Entries shown:
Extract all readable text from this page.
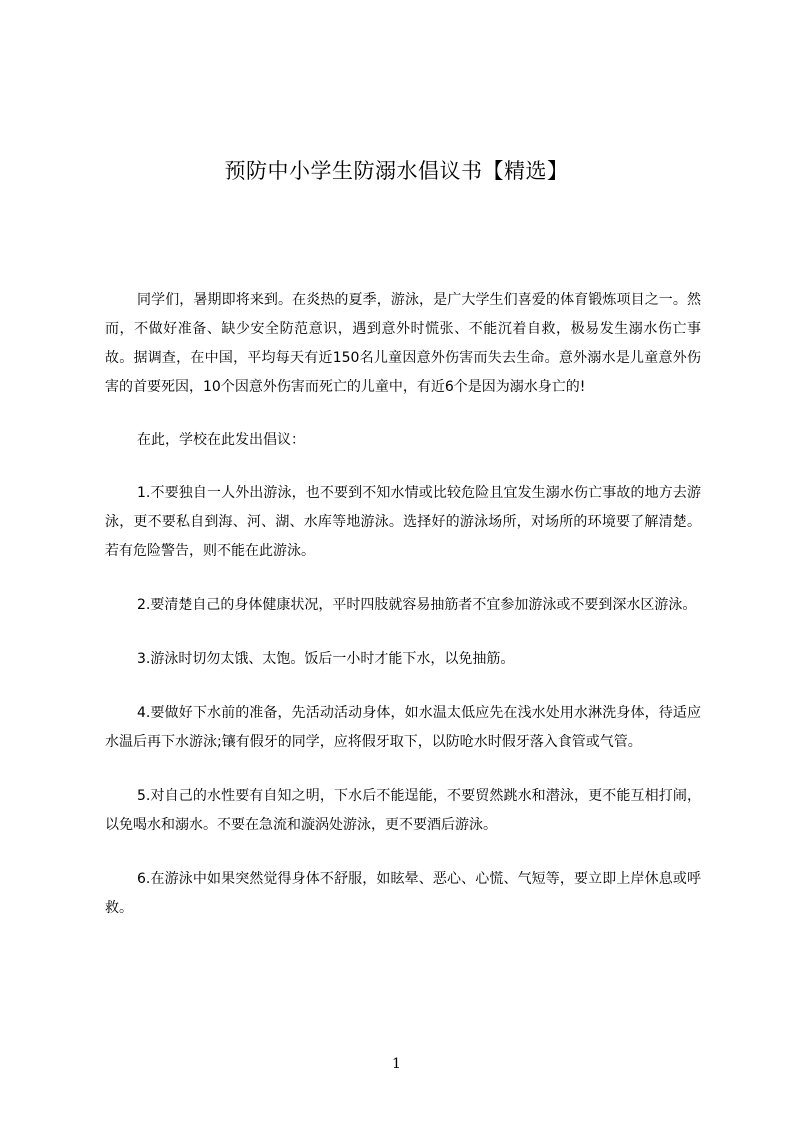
预防中小学生防溺水倡议书【精选】

同学们，暑期即将来到。在炎热的夏季，游泳，是广大学生们喜爱的体育锻炼项目之一。然而，不做好准备、缺少安全防范意识，遇到意外时慌张、不能沉着自救，极易发生溺水伤亡事故。据调查，在中国，平均每天有近150名儿童因意外伤害而失去生命。意外溺水是儿童意外伤害的首要死因，10个因意外伤害而死亡的儿童中，有近6个是因为溺水身亡的!

在此，学校在此发出倡议：

1.不要独自一人外出游泳，也不要到不知水情或比较危险且宜发生溺水伤亡事故的地方去游泳，更不要私自到海、河、湖、水库等地游泳。选择好的游泳场所，对场所的环境要了解清楚。若有危险警告，则不能在此游泳。

2.要清楚自己的身体健康状况，平时四肢就容易抽筋者不宜参加游泳或不要到深水区游泳。

3.游泳时切勿太饿、太饱。饭后一小时才能下水，以免抽筋。

4.要做好下水前的准备，先活动活动身体，如水温太低应先在浅水处用水淋洗身体，待适应水温后再下水游泳;镶有假牙的同学，应将假牙取下，以防呛水时假牙落入食管或气管。

5.对自己的水性要有自知之明，下水后不能逞能，不要贸然跳水和潜泳，更不能互相打闹，以免喝水和溺水。不要在急流和漩涡处游泳，更不要酒后游泳。

6.在游泳中如果突然觉得身体不舒服，如眩晕、恶心、心慌、气短等，要立即上岸休息或呼救。

1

Requirements: Copy out all the data without changing anything, and drop the pictures.

Answer to this task:
Extract all readable text from this page.
预防中小学生防溺水倡议书【精选】

同学们，暑期即将来到。在炎热的夏季，游泳，是广大学生们喜爱的体育锻炼项目之一。然而，不做好准备、缺少安全防范意识，遇到意外时慌张、不能沉着自救，极易发生溺水伤亡事故。据调查，在中国，平均每天有近150名儿童因意外伤害而失去生命。意外溺水是儿童意外伤害的首要死因，10个因意外伤害而死亡的儿童中，有近6个是因为溺水身亡的!

在此，学校在此发出倡议：

1.不要独自一人外出游泳，也不要到不知水情或比较危险且宜发生溺水伤亡事故的地方去游泳，更不要私自到海、河、湖、水库等地游泳。选择好的游泳场所，对场所的环境要了解清楚。若有危险警告，则不能在此游泳。

2.要清楚自己的身体健康状况，平时四肢就容易抽筋者不宜参加游泳或不要到深水区游泳。

3.游泳时切勿太饿、太饱。饭后一小时才能下水，以免抽筋。

4.要做好下水前的准备，先活动活动身体，如水温太低应先在浅水处用水淋洗身体，待适应水温后再下水游泳;镶有假牙的同学，应将假牙取下，以防呛水时假牙落入食管或气管。

5.对自己的水性要有自知之明，下水后不能逞能，不要贸然跳水和潜泳，更不能互相打闹，以免喝水和溺水。不要在急流和漩涡处游泳，更不要酒后游泳。

6.在游泳中如果突然觉得身体不舒服，如眩晕、恶心、心慌、气短等，要立即上岸休息或呼救。

1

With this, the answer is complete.